╭─ Recorded data
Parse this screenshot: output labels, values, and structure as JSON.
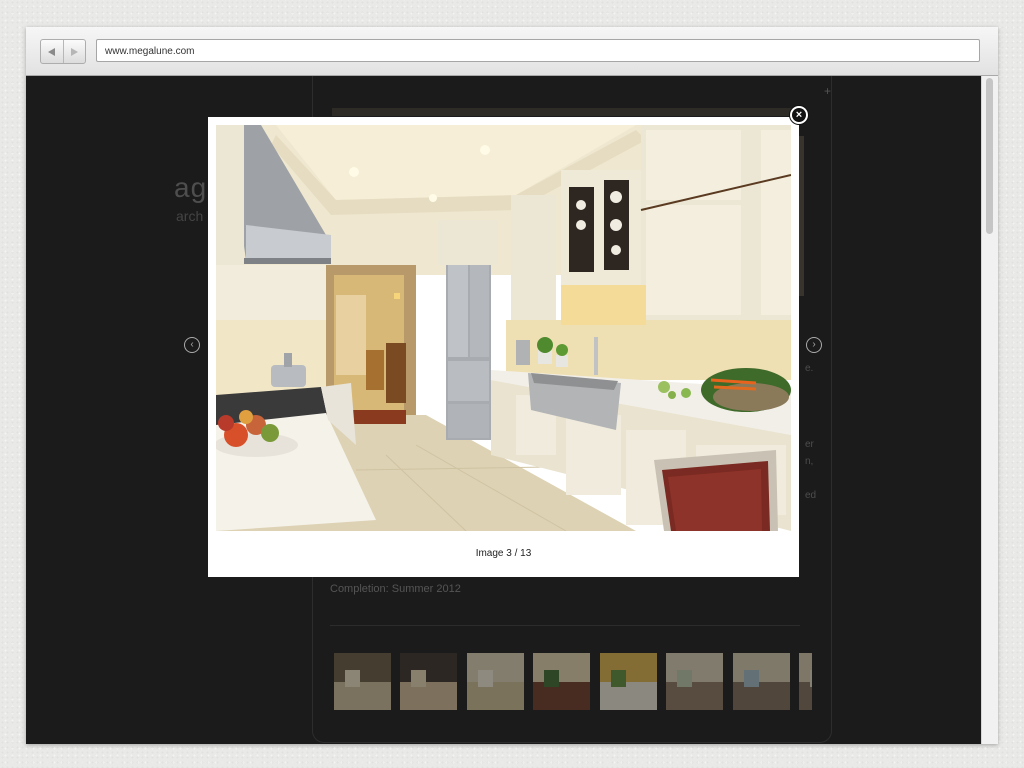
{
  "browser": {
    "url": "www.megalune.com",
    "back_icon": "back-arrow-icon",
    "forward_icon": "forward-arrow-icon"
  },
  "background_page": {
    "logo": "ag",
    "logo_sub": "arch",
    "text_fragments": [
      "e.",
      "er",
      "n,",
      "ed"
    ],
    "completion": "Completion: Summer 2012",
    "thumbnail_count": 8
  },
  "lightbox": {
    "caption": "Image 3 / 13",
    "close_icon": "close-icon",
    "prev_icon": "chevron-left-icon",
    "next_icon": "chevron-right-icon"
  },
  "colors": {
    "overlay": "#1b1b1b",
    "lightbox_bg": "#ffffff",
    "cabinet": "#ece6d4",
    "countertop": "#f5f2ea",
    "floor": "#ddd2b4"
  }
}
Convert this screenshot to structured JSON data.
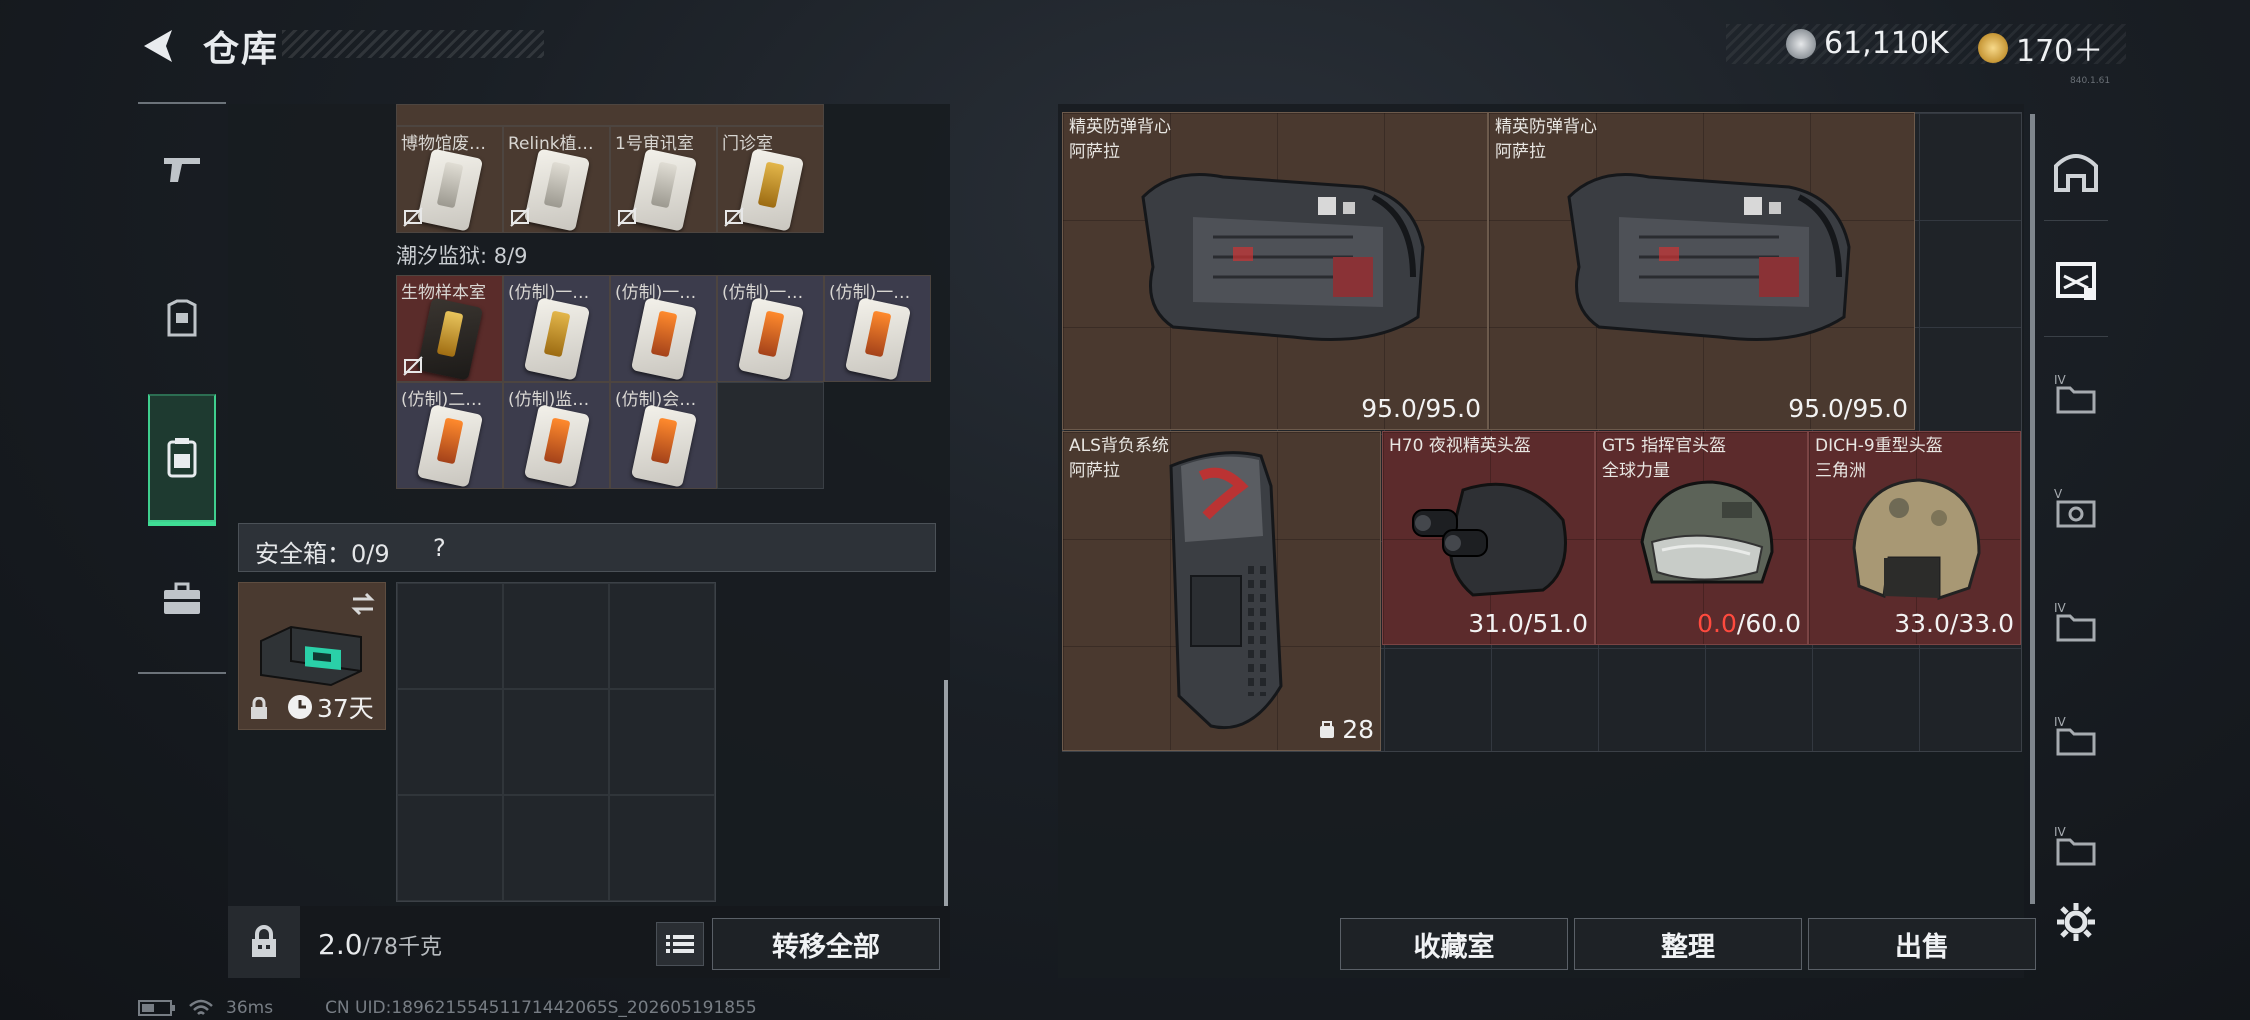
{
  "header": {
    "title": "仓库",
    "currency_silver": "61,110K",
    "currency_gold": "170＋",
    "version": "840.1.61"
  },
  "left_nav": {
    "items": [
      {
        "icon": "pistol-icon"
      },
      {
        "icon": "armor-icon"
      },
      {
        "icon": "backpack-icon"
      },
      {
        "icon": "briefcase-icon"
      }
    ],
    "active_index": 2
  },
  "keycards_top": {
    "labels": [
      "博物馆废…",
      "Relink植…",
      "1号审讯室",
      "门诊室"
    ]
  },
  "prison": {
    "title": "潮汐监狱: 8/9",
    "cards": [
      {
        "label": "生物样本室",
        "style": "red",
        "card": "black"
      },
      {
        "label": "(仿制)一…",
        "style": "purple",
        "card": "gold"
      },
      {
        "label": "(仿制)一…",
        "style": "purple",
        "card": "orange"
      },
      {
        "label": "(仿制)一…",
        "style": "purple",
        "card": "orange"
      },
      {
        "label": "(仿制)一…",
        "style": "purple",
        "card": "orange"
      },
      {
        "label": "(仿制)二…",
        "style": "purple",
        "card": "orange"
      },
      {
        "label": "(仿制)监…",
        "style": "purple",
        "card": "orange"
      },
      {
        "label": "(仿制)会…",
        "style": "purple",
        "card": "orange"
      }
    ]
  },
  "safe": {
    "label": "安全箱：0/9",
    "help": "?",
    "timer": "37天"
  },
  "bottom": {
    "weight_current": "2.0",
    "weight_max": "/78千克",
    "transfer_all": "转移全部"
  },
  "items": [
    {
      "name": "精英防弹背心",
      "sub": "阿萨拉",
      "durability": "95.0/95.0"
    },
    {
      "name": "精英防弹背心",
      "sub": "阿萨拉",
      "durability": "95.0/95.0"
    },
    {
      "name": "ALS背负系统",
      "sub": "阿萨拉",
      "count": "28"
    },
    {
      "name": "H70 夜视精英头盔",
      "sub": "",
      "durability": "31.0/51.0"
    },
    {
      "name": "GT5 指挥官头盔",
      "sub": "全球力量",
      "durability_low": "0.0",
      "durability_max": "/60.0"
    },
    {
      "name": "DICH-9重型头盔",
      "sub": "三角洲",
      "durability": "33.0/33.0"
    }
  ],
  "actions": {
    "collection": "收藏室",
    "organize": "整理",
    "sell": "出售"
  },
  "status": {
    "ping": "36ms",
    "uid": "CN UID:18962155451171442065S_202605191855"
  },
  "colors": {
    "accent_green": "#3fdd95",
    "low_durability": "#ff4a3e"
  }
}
╰─
╭─ Recorded data
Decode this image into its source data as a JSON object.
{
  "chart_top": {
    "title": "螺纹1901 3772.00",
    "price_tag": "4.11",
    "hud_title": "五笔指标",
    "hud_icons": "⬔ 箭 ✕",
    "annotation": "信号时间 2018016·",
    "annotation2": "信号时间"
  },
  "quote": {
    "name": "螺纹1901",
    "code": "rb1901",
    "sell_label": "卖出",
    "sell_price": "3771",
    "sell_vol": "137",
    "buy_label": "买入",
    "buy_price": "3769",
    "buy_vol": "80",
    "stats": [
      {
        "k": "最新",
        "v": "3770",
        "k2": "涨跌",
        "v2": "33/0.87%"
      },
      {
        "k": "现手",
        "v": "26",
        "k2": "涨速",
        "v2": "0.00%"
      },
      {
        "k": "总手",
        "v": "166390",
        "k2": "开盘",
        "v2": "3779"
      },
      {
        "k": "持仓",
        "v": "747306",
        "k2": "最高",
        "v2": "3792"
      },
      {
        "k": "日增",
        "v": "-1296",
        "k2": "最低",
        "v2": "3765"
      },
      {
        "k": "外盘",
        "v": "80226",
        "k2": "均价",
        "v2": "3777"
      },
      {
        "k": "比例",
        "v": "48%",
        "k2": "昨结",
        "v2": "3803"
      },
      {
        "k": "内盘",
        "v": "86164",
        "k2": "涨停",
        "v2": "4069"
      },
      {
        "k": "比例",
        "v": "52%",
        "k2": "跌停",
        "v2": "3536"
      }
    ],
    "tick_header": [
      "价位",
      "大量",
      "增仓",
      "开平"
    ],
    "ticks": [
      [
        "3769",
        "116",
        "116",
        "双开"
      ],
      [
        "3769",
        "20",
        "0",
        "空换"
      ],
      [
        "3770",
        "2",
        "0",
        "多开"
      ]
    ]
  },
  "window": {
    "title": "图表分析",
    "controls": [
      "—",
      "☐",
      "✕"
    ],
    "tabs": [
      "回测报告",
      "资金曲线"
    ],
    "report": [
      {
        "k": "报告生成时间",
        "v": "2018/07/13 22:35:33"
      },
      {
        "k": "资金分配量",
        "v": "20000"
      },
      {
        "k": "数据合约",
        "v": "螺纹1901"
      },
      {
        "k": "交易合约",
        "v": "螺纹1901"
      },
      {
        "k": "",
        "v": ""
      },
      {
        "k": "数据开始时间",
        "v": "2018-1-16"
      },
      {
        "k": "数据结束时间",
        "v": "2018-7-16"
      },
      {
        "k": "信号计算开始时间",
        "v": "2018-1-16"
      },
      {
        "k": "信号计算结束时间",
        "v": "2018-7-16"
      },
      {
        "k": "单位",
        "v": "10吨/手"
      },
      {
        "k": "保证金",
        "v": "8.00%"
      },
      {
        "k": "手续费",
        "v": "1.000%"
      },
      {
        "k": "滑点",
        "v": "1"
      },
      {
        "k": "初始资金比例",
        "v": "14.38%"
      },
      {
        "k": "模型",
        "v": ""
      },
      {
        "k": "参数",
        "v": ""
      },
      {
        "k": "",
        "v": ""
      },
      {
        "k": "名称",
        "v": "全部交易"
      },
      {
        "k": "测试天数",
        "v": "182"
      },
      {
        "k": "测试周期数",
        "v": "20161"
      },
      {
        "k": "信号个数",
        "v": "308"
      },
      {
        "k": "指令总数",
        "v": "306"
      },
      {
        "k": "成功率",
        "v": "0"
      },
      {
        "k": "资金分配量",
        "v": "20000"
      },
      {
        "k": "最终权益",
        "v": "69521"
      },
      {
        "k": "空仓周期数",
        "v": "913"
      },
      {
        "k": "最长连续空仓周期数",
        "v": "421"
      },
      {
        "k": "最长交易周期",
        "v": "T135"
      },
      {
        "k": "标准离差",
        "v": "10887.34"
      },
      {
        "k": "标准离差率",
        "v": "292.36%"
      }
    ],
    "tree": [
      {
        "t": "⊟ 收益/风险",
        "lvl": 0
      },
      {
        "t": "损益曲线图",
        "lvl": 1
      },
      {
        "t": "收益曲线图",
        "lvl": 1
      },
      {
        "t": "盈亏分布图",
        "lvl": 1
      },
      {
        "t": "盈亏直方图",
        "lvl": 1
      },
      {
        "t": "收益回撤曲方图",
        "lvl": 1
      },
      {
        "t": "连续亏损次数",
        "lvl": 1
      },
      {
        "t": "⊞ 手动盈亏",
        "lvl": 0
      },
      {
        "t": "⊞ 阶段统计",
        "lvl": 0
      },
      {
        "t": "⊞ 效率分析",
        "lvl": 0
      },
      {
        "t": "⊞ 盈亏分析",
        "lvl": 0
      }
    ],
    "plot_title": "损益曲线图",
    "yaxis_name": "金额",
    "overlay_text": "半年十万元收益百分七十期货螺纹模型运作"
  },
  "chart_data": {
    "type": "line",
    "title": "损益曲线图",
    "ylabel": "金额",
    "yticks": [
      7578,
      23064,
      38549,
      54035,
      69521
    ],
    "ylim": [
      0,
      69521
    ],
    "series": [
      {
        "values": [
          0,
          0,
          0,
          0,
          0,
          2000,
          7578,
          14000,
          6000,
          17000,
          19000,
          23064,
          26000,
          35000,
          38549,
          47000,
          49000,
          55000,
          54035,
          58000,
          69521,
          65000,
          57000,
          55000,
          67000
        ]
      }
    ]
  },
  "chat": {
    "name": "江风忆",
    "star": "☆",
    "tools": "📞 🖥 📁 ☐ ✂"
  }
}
╰─
What the task requires> Copy every line of the material in which the word "labels" occurs.

Task answer>
Parse this screenshot: output labels, values, and structure as JSON.
    "labels": [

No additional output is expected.